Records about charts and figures
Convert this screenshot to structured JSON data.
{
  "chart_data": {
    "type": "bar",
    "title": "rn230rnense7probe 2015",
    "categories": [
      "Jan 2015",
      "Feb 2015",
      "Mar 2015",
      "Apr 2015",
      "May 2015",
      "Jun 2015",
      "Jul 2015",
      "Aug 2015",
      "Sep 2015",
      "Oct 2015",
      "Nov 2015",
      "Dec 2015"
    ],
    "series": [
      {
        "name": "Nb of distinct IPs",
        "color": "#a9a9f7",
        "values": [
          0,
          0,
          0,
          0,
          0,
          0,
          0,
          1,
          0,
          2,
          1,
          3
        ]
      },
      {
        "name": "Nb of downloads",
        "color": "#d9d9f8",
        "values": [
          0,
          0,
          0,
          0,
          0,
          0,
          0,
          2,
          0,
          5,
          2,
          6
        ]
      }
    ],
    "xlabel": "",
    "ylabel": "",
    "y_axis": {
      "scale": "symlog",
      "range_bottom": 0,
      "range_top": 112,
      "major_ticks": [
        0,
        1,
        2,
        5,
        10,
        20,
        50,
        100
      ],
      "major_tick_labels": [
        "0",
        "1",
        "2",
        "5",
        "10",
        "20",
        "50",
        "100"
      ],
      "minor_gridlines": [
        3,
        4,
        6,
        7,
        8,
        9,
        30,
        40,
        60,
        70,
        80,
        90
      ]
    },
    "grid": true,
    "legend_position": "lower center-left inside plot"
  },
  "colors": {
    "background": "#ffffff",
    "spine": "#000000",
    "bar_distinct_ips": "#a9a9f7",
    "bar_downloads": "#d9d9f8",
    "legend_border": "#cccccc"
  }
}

» WORK REQUIRED: Restate every record exactly, leaving nothing out.

» CORRECT OUTPUT:
Convert this screenshot to structured JSON data.
{
  "chart_data": {
    "type": "bar",
    "title": "rn230rnense7probe 2015",
    "categories": [
      "Jan 2015",
      "Feb 2015",
      "Mar 2015",
      "Apr 2015",
      "May 2015",
      "Jun 2015",
      "Jul 2015",
      "Aug 2015",
      "Sep 2015",
      "Oct 2015",
      "Nov 2015",
      "Dec 2015"
    ],
    "series": [
      {
        "name": "Nb of distinct IPs",
        "color": "#a9a9f7",
        "values": [
          0,
          0,
          0,
          0,
          0,
          0,
          0,
          1,
          0,
          2,
          1,
          3
        ]
      },
      {
        "name": "Nb of downloads",
        "color": "#d9d9f8",
        "values": [
          0,
          0,
          0,
          0,
          0,
          0,
          0,
          2,
          0,
          5,
          2,
          6
        ]
      }
    ],
    "xlabel": "",
    "ylabel": "",
    "y_axis": {
      "scale": "symlog",
      "range_bottom": 0,
      "range_top": 112,
      "major_ticks": [
        0,
        1,
        2,
        5,
        10,
        20,
        50,
        100
      ],
      "major_tick_labels": [
        "0",
        "1",
        "2",
        "5",
        "10",
        "20",
        "50",
        "100"
      ],
      "minor_gridlines": [
        3,
        4,
        6,
        7,
        8,
        9,
        30,
        40,
        60,
        70,
        80,
        90
      ]
    },
    "grid": true,
    "legend_position": "lower center-left inside plot"
  },
  "colors": {
    "background": "#ffffff",
    "spine": "#000000",
    "bar_distinct_ips": "#a9a9f7",
    "bar_downloads": "#d9d9f8",
    "legend_border": "#cccccc"
  }
}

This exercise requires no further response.